## start EXCERPT PROVIDED

The eigenvalue corresponding to \(V_2\) is \(\lambda_2 = 0\).

Exercises

Exercise 1: Determine the eigenvalues and corresponding eigenvectors of the following matrix by considering the transformation that it represents. Check your answers with a computations.

\((a)\)

\[\begin{split} \begin{equation} A = \left[ \begin{array}{cc} 1 & 0 \\ 0 & -3 \end{array}\right] \end{equation} \end{split}\]

\((b)\)

\[\begin{split} \begin{equation} B = \left[ \begin{array}{cc} 1 & 1 \\ 0 & 1 \end{array}\right] \end{equation} \end{split}\]

\((c)\)

\[\begin{split} \begin{equation} C = \left[ \begin{array}{cc} \cos(\frac{\pi}{2}) & -\sin(\frac{\pi}{2}) \\ \sin(\frac{\pi}{2}) & \cos(\frac{\pi}{2}) \end{array}\right] \end{equation} \end{split}\]

\((d)\)

\[\begin{split} \begin{equation} D = \left[ \begin{array}{cc} -0.6 & -0.8 \\ -0.8 & 0.6 \end{array}\right] \end{equation} \end{split}\]

Exercise 2: Find the eigenvalues and the corresponding eigenvectors of the following matrix \(R\) that represents the reflection transformation about the line \( x_1 = x_2 \).

\[\begin{split} \begin{equation} R = \left[ \begin{array}{cc} 0 & 1 \\ 1 & 0 \end{array}\right] \end{equation} \end{split}\]
## Code solution here

Exercise 3: Find a matrix that represents a vertical and horizontal stretch by a factor of \(2\). Then, find the eigenvalues and the eigenvectors associated with those eigenvalues. (You may have to take a look at the Planar Transformations section Planar Transformations).

## Code solution here

Exercise 4: Find a matrix that represents reflection about the \(x_1-\)axis and find its eigenvalues and eigenvectors.

## Code solution here

## end EXCERPT PROVIDED
## start STORED ROWS

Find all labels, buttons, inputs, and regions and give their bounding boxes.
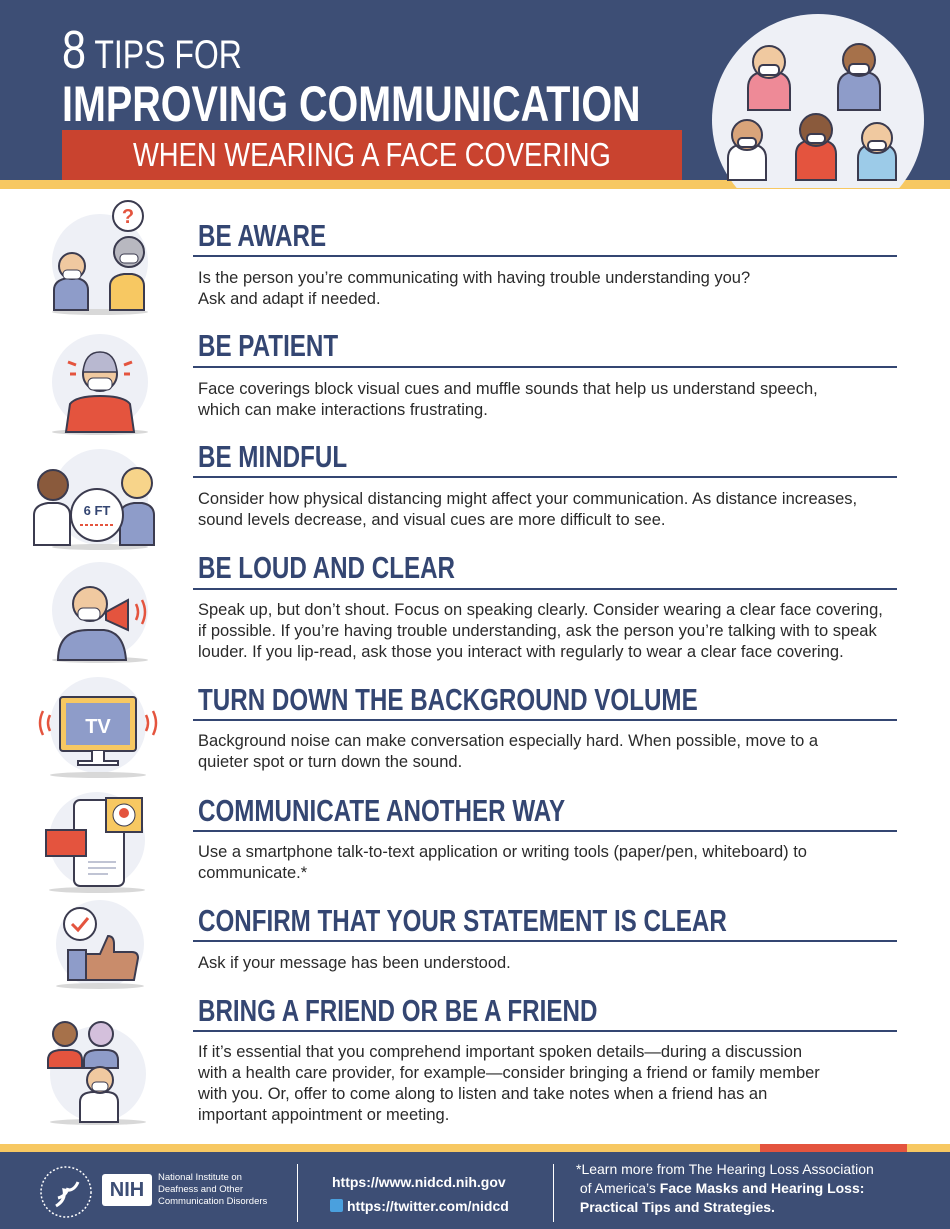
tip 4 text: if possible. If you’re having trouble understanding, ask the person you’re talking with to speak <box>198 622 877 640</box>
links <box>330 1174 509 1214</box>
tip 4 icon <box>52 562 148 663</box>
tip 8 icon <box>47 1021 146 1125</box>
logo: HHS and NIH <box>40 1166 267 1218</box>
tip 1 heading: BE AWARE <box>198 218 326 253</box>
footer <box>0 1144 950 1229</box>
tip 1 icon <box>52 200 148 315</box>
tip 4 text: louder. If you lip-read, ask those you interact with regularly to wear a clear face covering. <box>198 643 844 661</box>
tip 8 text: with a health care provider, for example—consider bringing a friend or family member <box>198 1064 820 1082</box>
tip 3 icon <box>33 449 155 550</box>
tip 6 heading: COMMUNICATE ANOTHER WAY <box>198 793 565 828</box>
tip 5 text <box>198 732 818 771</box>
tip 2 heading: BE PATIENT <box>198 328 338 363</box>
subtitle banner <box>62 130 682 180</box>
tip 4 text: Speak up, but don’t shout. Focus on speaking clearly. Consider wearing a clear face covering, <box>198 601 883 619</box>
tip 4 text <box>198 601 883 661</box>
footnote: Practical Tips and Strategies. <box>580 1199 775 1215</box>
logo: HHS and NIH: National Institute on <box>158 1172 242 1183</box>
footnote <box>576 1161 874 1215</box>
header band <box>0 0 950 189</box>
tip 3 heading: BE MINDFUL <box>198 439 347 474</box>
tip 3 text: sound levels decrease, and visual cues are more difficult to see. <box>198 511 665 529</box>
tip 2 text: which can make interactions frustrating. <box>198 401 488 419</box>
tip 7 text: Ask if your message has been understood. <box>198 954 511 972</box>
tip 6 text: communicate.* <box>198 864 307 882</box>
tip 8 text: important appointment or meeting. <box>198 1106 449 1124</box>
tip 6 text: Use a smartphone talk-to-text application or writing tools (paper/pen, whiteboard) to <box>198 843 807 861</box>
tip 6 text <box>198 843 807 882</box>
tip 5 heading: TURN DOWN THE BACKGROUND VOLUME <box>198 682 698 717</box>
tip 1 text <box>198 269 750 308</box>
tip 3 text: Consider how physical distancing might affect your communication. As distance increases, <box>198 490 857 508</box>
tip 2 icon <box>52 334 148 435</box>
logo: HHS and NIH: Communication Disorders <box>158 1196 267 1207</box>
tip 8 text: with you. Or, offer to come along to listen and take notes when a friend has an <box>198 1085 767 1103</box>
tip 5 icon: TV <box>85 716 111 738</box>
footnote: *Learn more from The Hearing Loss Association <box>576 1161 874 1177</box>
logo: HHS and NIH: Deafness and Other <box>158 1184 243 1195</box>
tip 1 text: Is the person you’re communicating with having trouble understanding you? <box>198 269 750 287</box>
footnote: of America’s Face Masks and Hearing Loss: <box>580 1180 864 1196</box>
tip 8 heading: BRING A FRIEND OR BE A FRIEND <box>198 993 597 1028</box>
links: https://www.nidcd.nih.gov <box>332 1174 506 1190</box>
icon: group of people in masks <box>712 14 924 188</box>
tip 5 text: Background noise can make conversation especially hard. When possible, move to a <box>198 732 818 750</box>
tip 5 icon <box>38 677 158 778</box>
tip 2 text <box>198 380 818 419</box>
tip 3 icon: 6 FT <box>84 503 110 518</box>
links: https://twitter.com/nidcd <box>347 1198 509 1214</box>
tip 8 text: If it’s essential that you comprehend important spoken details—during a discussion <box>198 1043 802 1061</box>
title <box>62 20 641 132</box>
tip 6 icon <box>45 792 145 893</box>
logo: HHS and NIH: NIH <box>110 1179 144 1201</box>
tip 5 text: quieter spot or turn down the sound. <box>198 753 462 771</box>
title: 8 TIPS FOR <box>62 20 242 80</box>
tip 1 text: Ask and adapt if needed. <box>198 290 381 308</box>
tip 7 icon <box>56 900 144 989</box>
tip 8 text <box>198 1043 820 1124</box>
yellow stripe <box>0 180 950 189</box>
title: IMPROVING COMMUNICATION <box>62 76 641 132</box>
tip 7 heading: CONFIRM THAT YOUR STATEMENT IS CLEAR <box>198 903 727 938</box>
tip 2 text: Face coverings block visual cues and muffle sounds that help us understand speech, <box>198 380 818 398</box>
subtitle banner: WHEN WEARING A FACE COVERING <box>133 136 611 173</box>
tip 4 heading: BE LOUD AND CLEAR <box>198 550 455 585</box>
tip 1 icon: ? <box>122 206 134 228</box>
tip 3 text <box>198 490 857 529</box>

## end STORED ROWS
## start STORED ROWS

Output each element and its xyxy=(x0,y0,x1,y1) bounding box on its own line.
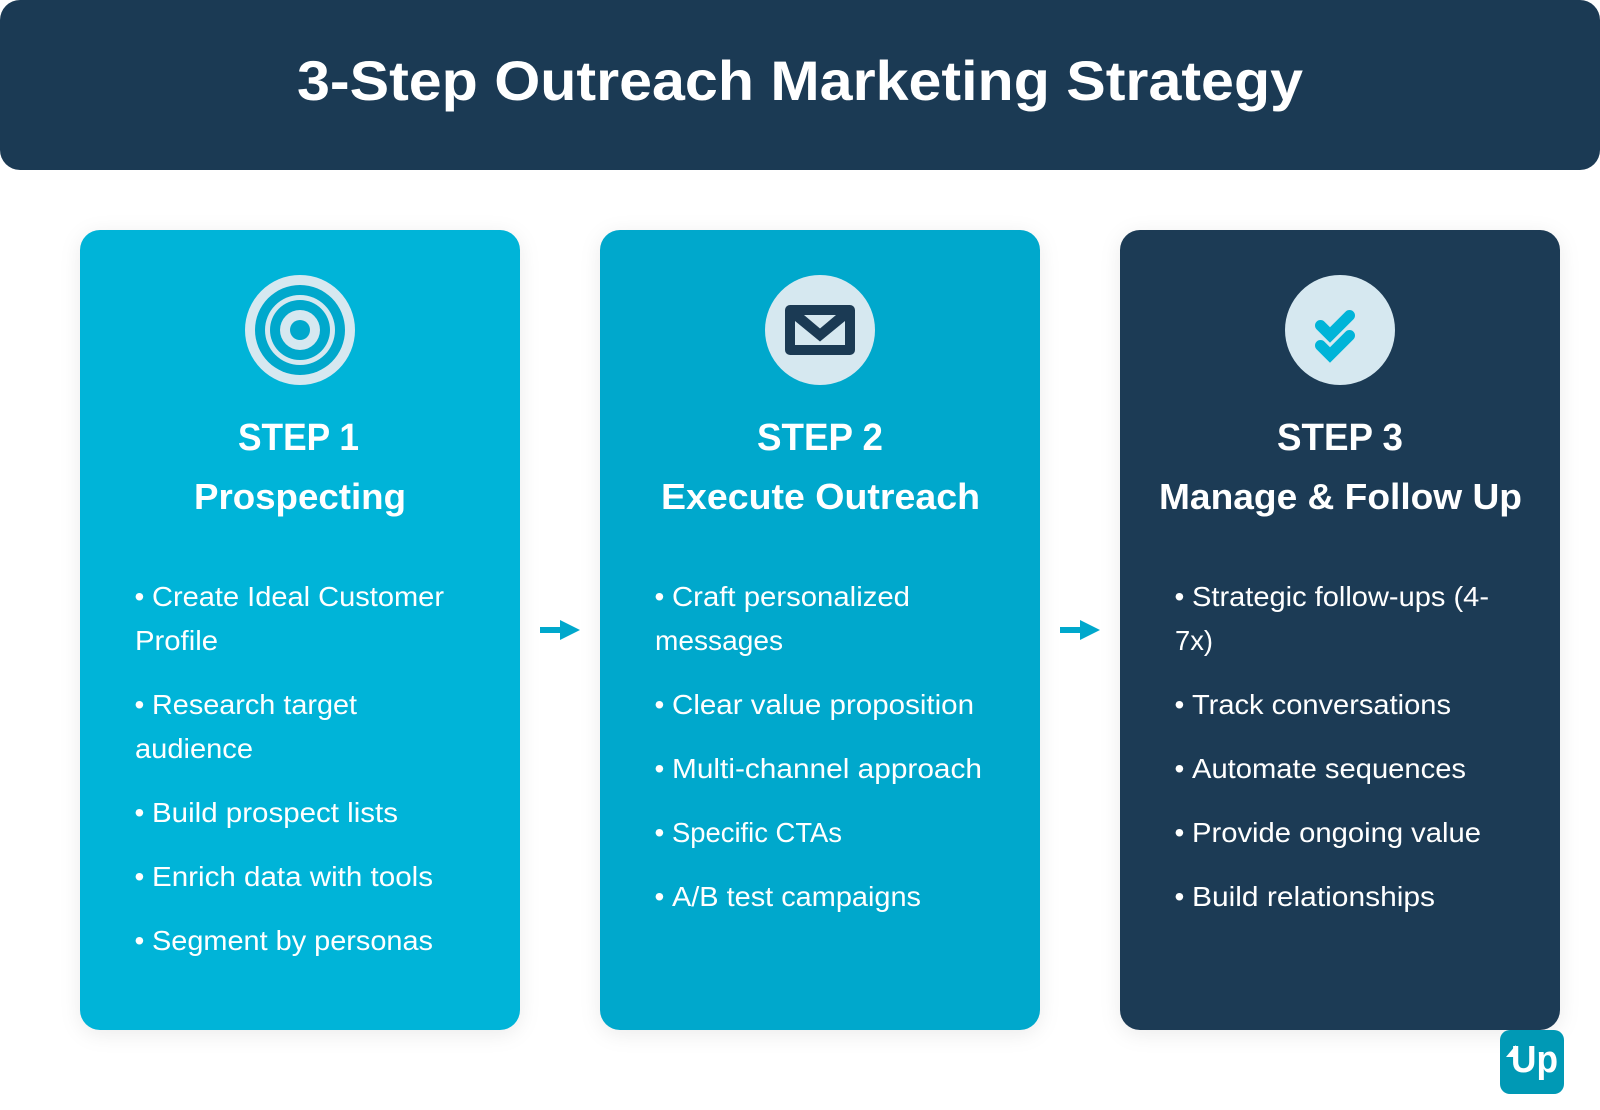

## end STORED ROWS

STATED TASK 1 —
In the eigenvalue exercises above, translate this sentence into Spanish: "Then, find the eigenvalues and the eigenvectors associated with those eigenvalues."
STATED TASK 2 —
According to the eigenvalue exercises, what transformation does the matrix R in Exercise 2 represent?
STATED TASK 3 —
Output the part of the eigenvalue exercises from "Exercise 3: Find" up to and including "section Planar Transformations).".

FULL SOLUTION 1 —
Luego, encuentre los valores propios y los vectores propios asociados con esos valores propios.

FULL SOLUTION 2 —
The reflection transformation about the line x1 = x2.

FULL SOLUTION 3 —
Exercise 3: Find a matrix that represents a vertical and horizontal stretch by a factor of \(2\). Then, find the eigenvalues and the eigenvectors associated with those eigenvalues. (You may have to take a look at the Planar Transformations section Planar Transformations).